*Records for the exercise*.
◆ ◆ ◆ ◆ ◆

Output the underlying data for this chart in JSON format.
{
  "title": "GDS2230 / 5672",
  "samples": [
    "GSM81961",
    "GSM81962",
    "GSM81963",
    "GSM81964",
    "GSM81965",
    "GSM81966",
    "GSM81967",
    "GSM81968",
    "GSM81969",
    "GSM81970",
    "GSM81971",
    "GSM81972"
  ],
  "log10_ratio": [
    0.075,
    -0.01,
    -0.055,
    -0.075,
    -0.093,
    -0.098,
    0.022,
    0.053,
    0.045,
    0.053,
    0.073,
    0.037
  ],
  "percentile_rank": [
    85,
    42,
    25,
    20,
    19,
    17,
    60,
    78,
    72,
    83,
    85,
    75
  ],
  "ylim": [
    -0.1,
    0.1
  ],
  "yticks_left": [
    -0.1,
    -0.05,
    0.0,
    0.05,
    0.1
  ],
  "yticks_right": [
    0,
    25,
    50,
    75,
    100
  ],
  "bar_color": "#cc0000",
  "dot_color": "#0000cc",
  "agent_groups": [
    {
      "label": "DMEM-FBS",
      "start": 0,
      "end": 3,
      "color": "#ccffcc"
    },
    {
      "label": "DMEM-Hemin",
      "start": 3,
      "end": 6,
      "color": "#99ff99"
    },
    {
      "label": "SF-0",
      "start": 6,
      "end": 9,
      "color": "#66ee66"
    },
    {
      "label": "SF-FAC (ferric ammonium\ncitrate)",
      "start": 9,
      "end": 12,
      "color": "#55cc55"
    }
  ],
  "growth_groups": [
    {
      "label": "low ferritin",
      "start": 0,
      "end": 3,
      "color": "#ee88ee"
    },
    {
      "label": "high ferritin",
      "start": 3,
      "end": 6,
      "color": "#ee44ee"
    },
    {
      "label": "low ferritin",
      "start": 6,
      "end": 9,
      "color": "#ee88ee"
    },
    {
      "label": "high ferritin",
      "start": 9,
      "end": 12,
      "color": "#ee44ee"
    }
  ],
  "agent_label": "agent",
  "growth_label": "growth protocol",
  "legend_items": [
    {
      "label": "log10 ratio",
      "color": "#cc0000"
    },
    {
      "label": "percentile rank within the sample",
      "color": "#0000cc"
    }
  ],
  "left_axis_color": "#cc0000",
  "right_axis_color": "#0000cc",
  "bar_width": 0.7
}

◆ ◆ ◆ ◆ ◆

*Exercise description*.
Print back all the lines verbatim.

*Complete output*.
Output the underlying data for this chart in JSON format.
{
  "title": "GDS2230 / 5672",
  "samples": [
    "GSM81961",
    "GSM81962",
    "GSM81963",
    "GSM81964",
    "GSM81965",
    "GSM81966",
    "GSM81967",
    "GSM81968",
    "GSM81969",
    "GSM81970",
    "GSM81971",
    "GSM81972"
  ],
  "log10_ratio": [
    0.075,
    -0.01,
    -0.055,
    -0.075,
    -0.093,
    -0.098,
    0.022,
    0.053,
    0.045,
    0.053,
    0.073,
    0.037
  ],
  "percentile_rank": [
    85,
    42,
    25,
    20,
    19,
    17,
    60,
    78,
    72,
    83,
    85,
    75
  ],
  "ylim": [
    -0.1,
    0.1
  ],
  "yticks_left": [
    -0.1,
    -0.05,
    0.0,
    0.05,
    0.1
  ],
  "yticks_right": [
    0,
    25,
    50,
    75,
    100
  ],
  "bar_color": "#cc0000",
  "dot_color": "#0000cc",
  "agent_groups": [
    {
      "label": "DMEM-FBS",
      "start": 0,
      "end": 3,
      "color": "#ccffcc"
    },
    {
      "label": "DMEM-Hemin",
      "start": 3,
      "end": 6,
      "color": "#99ff99"
    },
    {
      "label": "SF-0",
      "start": 6,
      "end": 9,
      "color": "#66ee66"
    },
    {
      "label": "SF-FAC (ferric ammonium\ncitrate)",
      "start": 9,
      "end": 12,
      "color": "#55cc55"
    }
  ],
  "growth_groups": [
    {
      "label": "low ferritin",
      "start": 0,
      "end": 3,
      "color": "#ee88ee"
    },
    {
      "label": "high ferritin",
      "start": 3,
      "end": 6,
      "color": "#ee44ee"
    },
    {
      "label": "low ferritin",
      "start": 6,
      "end": 9,
      "color": "#ee88ee"
    },
    {
      "label": "high ferritin",
      "start": 9,
      "end": 12,
      "color": "#ee44ee"
    }
  ],
  "agent_label": "agent",
  "growth_label": "growth protocol",
  "legend_items": [
    {
      "label": "log10 ratio",
      "color": "#cc0000"
    },
    {
      "label": "percentile rank within the sample",
      "color": "#0000cc"
    }
  ],
  "left_axis_color": "#cc0000",
  "right_axis_color": "#0000cc",
  "bar_width": 0.7
}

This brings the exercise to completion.